** Start of Supplied information **
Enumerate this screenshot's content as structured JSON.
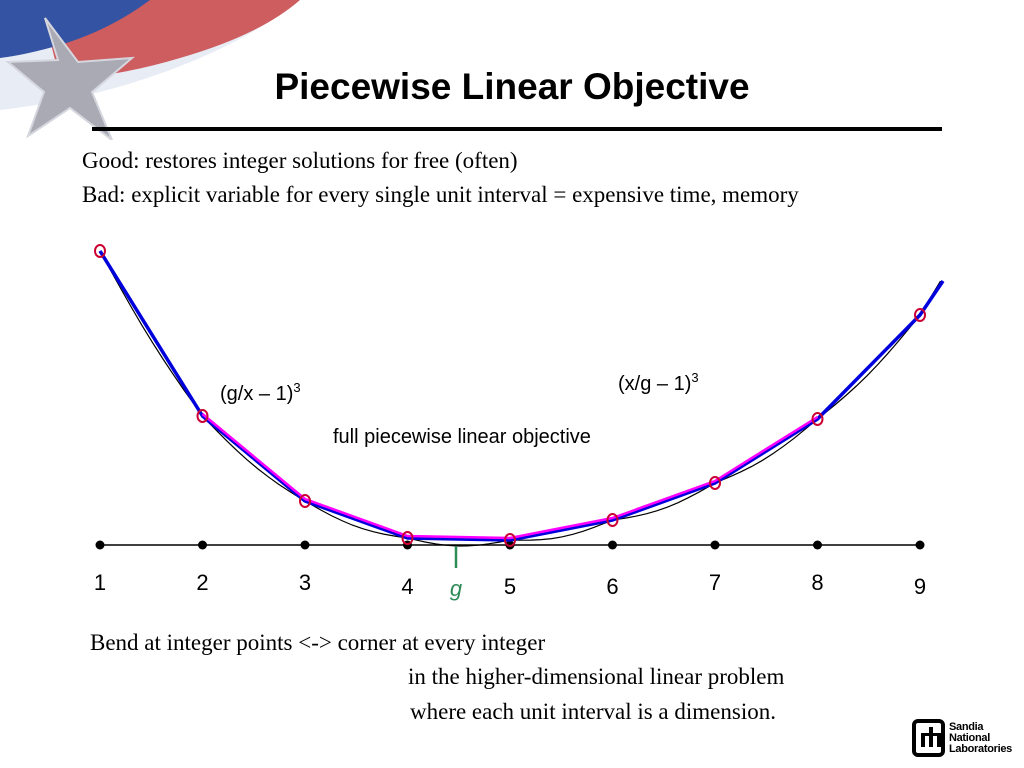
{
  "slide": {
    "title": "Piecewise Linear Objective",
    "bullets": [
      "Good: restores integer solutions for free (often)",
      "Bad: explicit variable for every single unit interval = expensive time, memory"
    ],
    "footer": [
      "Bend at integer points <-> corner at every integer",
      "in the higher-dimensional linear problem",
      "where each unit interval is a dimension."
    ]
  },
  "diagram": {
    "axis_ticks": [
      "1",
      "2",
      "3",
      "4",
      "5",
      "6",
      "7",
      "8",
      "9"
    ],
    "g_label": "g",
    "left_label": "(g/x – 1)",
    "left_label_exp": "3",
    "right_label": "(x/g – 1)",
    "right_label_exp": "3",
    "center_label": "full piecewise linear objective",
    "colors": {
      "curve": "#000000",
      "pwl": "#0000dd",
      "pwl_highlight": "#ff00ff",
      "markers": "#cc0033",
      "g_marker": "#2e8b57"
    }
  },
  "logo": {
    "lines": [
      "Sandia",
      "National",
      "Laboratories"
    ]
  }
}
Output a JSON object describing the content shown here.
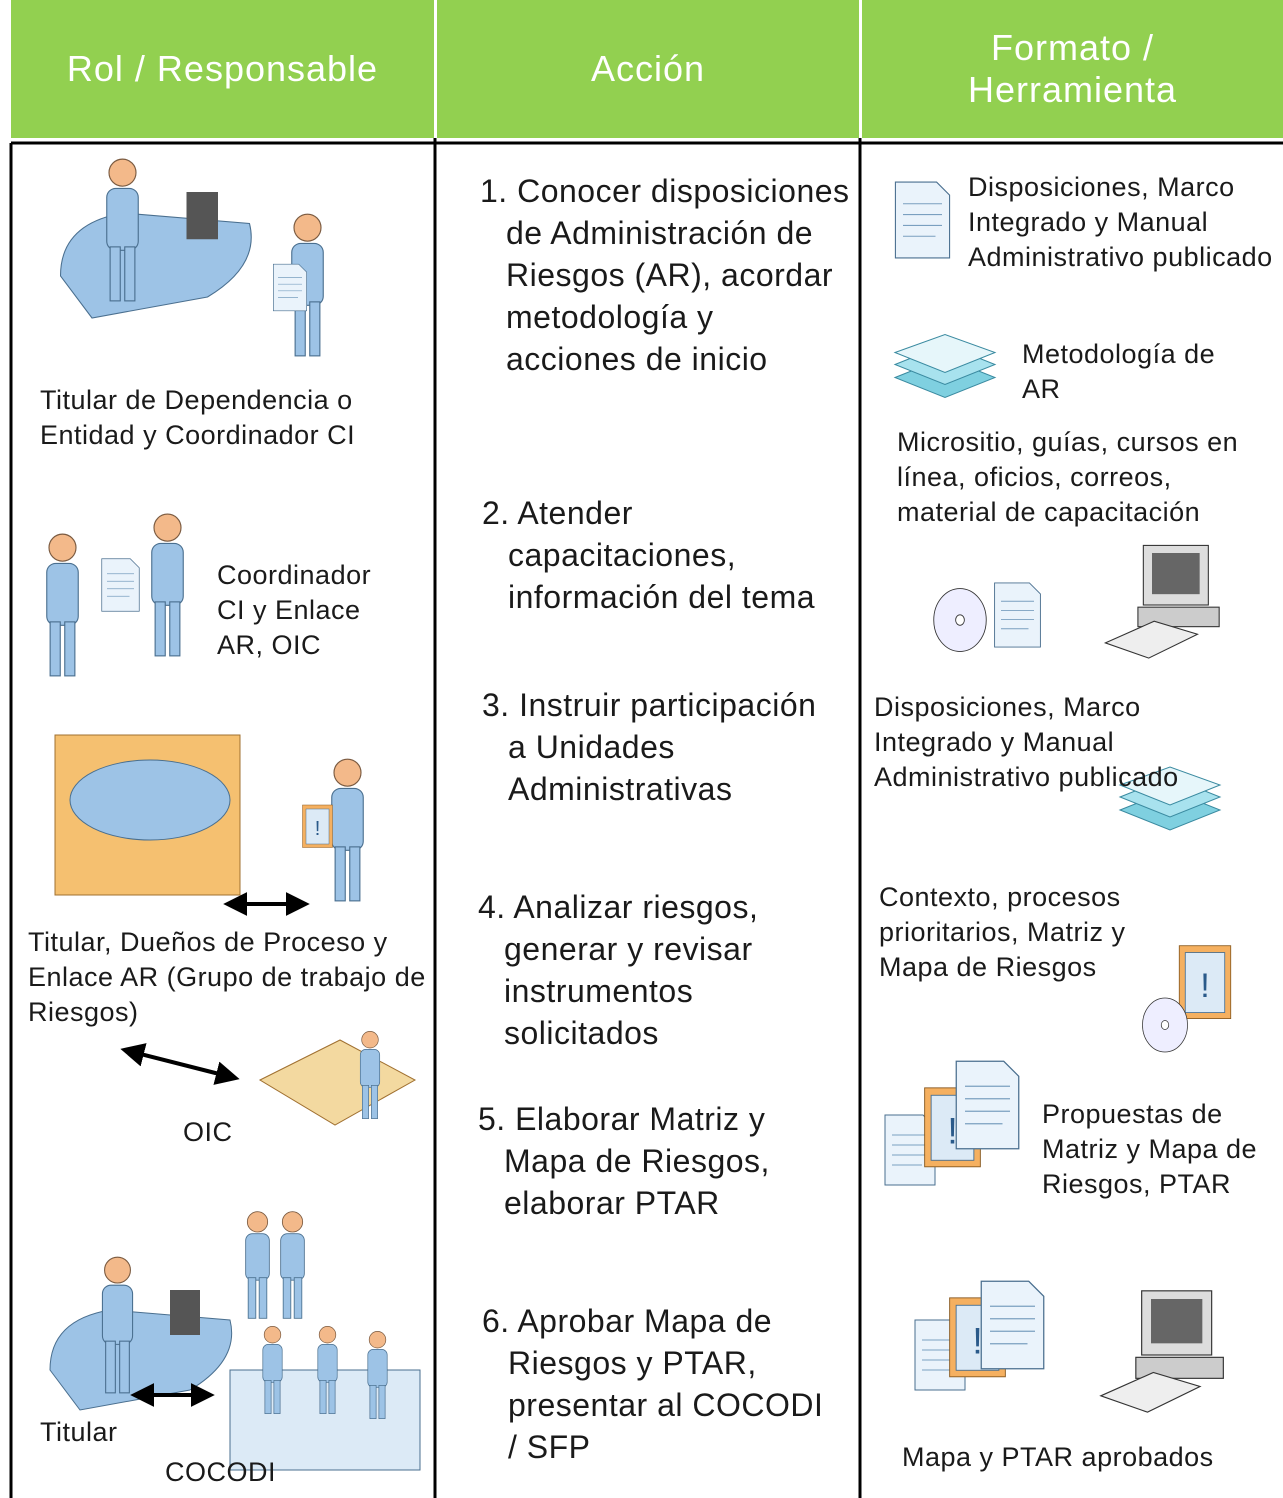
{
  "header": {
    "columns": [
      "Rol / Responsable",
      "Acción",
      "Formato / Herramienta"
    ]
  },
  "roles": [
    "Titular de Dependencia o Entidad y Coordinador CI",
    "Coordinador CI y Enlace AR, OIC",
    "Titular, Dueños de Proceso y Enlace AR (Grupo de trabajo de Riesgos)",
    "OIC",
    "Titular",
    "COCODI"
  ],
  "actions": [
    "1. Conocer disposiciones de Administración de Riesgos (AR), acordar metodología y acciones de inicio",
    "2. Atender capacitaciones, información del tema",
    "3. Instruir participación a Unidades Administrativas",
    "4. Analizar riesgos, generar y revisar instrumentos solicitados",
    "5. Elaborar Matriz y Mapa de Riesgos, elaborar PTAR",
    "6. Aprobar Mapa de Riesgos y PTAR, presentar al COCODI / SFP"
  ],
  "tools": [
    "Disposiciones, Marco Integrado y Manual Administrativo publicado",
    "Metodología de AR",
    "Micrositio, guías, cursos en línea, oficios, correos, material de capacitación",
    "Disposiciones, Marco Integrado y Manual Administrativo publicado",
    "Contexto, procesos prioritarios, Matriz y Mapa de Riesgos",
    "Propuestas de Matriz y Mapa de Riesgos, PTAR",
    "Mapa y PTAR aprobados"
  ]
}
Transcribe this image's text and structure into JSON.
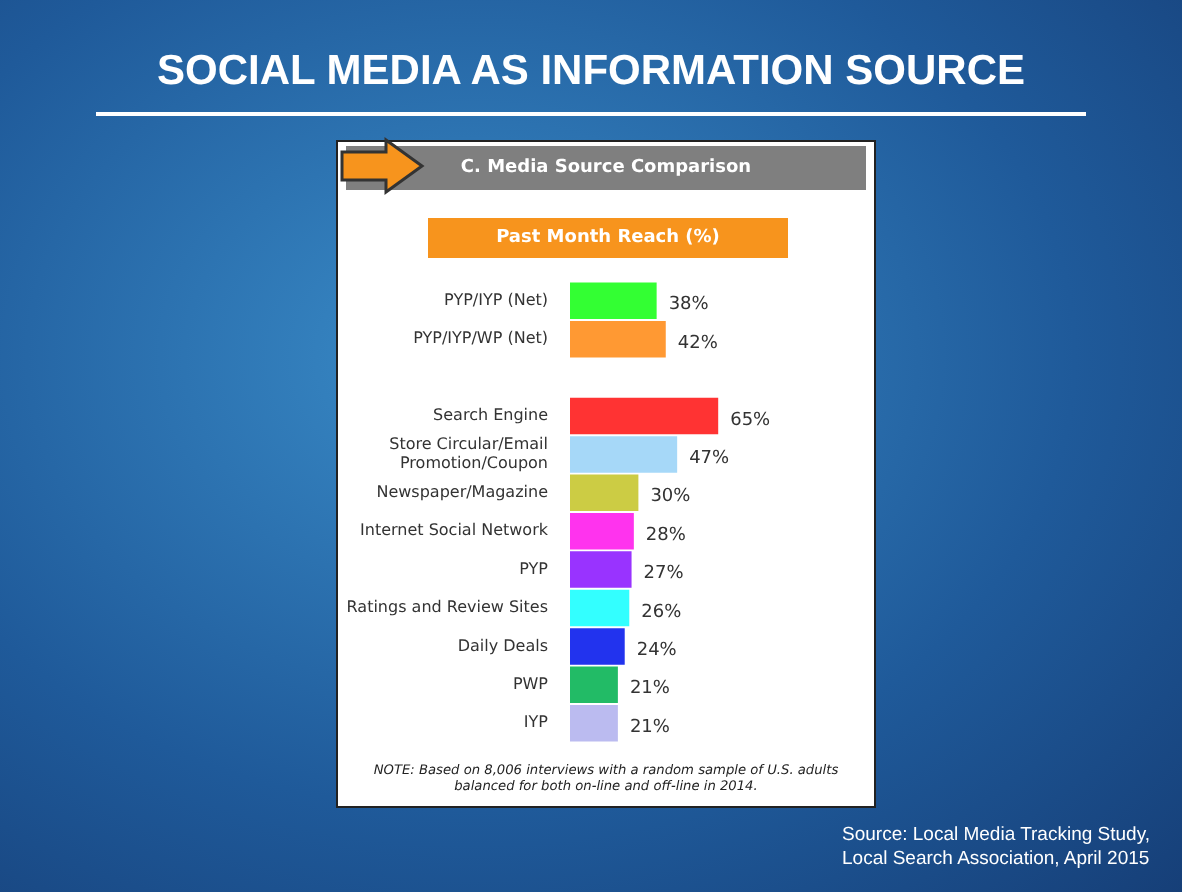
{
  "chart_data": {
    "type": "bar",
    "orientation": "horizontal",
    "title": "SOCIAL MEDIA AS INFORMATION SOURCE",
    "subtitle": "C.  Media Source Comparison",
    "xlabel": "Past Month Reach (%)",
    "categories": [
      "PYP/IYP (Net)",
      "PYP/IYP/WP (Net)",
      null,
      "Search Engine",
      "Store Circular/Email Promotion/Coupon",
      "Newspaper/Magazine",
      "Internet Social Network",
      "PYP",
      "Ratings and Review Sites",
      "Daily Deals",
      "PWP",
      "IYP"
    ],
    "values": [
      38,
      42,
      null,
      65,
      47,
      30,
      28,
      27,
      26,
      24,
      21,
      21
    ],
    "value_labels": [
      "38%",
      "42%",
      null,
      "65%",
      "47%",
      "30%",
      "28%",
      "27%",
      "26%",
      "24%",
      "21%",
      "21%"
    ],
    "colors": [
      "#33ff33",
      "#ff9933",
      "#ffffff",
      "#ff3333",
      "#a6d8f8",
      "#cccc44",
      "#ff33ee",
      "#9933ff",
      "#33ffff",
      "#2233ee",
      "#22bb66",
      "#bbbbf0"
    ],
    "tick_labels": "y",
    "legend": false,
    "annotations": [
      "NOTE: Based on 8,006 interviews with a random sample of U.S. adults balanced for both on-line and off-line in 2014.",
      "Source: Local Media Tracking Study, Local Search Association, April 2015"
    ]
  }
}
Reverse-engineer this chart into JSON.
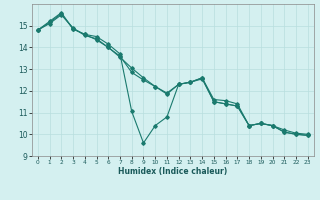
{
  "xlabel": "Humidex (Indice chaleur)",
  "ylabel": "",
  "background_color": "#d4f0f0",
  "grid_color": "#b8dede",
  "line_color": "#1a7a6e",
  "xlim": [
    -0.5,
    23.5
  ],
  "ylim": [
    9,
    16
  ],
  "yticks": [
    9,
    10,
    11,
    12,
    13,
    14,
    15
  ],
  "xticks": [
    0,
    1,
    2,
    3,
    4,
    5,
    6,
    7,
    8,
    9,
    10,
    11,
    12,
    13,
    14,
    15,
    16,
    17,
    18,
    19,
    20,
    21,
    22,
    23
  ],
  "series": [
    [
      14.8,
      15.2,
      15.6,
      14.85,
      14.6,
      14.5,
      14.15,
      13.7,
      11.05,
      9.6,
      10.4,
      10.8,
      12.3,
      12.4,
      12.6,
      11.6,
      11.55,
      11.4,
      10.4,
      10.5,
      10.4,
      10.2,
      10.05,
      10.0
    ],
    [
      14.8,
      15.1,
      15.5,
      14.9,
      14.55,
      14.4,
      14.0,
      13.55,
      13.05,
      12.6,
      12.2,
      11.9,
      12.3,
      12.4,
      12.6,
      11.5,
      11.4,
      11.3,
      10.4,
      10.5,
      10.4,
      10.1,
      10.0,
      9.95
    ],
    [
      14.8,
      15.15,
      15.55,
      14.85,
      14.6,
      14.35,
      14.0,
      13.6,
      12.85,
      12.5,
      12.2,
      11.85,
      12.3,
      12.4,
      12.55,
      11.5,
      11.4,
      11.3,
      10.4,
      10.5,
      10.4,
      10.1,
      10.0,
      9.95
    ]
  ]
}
** End of Supplied information **
> **Work to be completed**: Restate each line of the records exactly; pictures do not belong in the copy.

> **Answer to this exercise**:
Enumerate this screenshot's content as structured JSON.
{
  "slide": {
    "title": "Piecewise Linear Objective",
    "bullets": [
      "Good: restores integer solutions for free (often)",
      "Bad: explicit variable for every single unit interval = expensive time, memory"
    ],
    "footer": [
      "Bend at integer points <-> corner at every integer",
      "in the higher-dimensional linear problem",
      "where each unit interval is a dimension."
    ]
  },
  "diagram": {
    "axis_ticks": [
      "1",
      "2",
      "3",
      "4",
      "5",
      "6",
      "7",
      "8",
      "9"
    ],
    "g_label": "g",
    "left_label": "(g/x – 1)",
    "left_label_exp": "3",
    "right_label": "(x/g – 1)",
    "right_label_exp": "3",
    "center_label": "full piecewise linear objective",
    "colors": {
      "curve": "#000000",
      "pwl": "#0000dd",
      "pwl_highlight": "#ff00ff",
      "markers": "#cc0033",
      "g_marker": "#2e8b57"
    }
  },
  "logo": {
    "lines": [
      "Sandia",
      "National",
      "Laboratories"
    ]
  }
}
Output a JSON object describing the content shown here.
{
  "header": {
    "columns": [
      "Rol / Responsable",
      "Acción",
      "Formato / Herramienta"
    ]
  },
  "roles": [
    "Titular de Dependencia o Entidad y Coordinador CI",
    "Coordinador CI y Enlace AR, OIC",
    "Titular, Dueños de Proceso y Enlace AR (Grupo de trabajo de Riesgos)",
    "OIC",
    "Titular",
    "COCODI"
  ],
  "actions": [
    "1. Conocer disposiciones de Administración de Riesgos (AR), acordar metodología y acciones de inicio",
    "2. Atender capacitaciones, información del tema",
    "3. Instruir participación a Unidades Administrativas",
    "4. Analizar riesgos, generar y revisar instrumentos solicitados",
    "5. Elaborar Matriz y Mapa de Riesgos, elaborar PTAR",
    "6. Aprobar Mapa de Riesgos y PTAR, presentar al COCODI / SFP"
  ],
  "tools": [
    "Disposiciones, Marco Integrado y Manual Administrativo publicado",
    "Metodología de AR",
    "Micrositio, guías, cursos en línea, oficios, correos, material de capacitación",
    "Disposiciones, Marco Integrado y Manual Administrativo publicado",
    "Contexto, procesos prioritarios, Matriz y Mapa de Riesgos",
    "Propuestas de Matriz y Mapa de Riesgos, PTAR",
    "Mapa y PTAR aprobados"
  ]
}
Transcribe this image's text and structure into JSON.
{
  "chart_data": {
    "type": "bar",
    "orientation": "horizontal",
    "title": "SOCIAL MEDIA AS INFORMATION SOURCE",
    "subtitle": "C.  Media Source Comparison",
    "xlabel": "Past Month Reach (%)",
    "categories": [
      "PYP/IYP (Net)",
      "PYP/IYP/WP (Net)",
      null,
      "Search Engine",
      "Store Circular/Email Promotion/Coupon",
      "Newspaper/Magazine",
      "Internet Social Network",
      "PYP",
      "Ratings and Review Sites",
      "Daily Deals",
      "PWP",
      "IYP"
    ],
    "values": [
      38,
      42,
      null,
      65,
      47,
      30,
      28,
      27,
      26,
      24,
      21,
      21
    ],
    "value_labels": [
      "38%",
      "42%",
      null,
      "65%",
      "47%",
      "30%",
      "28%",
      "27%",
      "26%",
      "24%",
      "21%",
      "21%"
    ],
    "colors": [
      "#33ff33",
      "#ff9933",
      "#ffffff",
      "#ff3333",
      "#a6d8f8",
      "#cccc44",
      "#ff33ee",
      "#9933ff",
      "#33ffff",
      "#2233ee",
      "#22bb66",
      "#bbbbf0"
    ],
    "tick_labels": "y",
    "legend": false,
    "annotations": [
      "NOTE: Based on 8,006 interviews with a random sample of U.S. adults balanced for both on-line and off-line in 2014.",
      "Source: Local Media Tracking Study, Local Search Association, April 2015"
    ]
  }
}
Reverse-engineer this chart into JSON.
{
  "xlabel": "Humidex (Indice chaleur)",
  "ylabel": "",
  "background_color": "#d4f0f0",
  "grid_color": "#b8dede",
  "line_color": "#1a7a6e",
  "xlim": [
    -0.5,
    23.5
  ],
  "ylim": [
    9,
    16
  ],
  "yticks": [
    9,
    10,
    11,
    12,
    13,
    14,
    15
  ],
  "xticks": [
    0,
    1,
    2,
    3,
    4,
    5,
    6,
    7,
    8,
    9,
    10,
    11,
    12,
    13,
    14,
    15,
    16,
    17,
    18,
    19,
    20,
    21,
    22,
    23
  ],
  "series": [
    [
      14.8,
      15.2,
      15.6,
      14.85,
      14.6,
      14.5,
      14.15,
      13.7,
      11.05,
      9.6,
      10.4,
      10.8,
      12.3,
      12.4,
      12.6,
      11.6,
      11.55,
      11.4,
      10.4,
      10.5,
      10.4,
      10.2,
      10.05,
      10.0
    ],
    [
      14.8,
      15.1,
      15.5,
      14.9,
      14.55,
      14.4,
      14.0,
      13.55,
      13.05,
      12.6,
      12.2,
      11.9,
      12.3,
      12.4,
      12.6,
      11.5,
      11.4,
      11.3,
      10.4,
      10.5,
      10.4,
      10.1,
      10.0,
      9.95
    ],
    [
      14.8,
      15.15,
      15.55,
      14.85,
      14.6,
      14.35,
      14.0,
      13.6,
      12.85,
      12.5,
      12.2,
      11.85,
      12.3,
      12.4,
      12.55,
      11.5,
      11.4,
      11.3,
      10.4,
      10.5,
      10.4,
      10.1,
      10.0,
      9.95
    ]
  ]
}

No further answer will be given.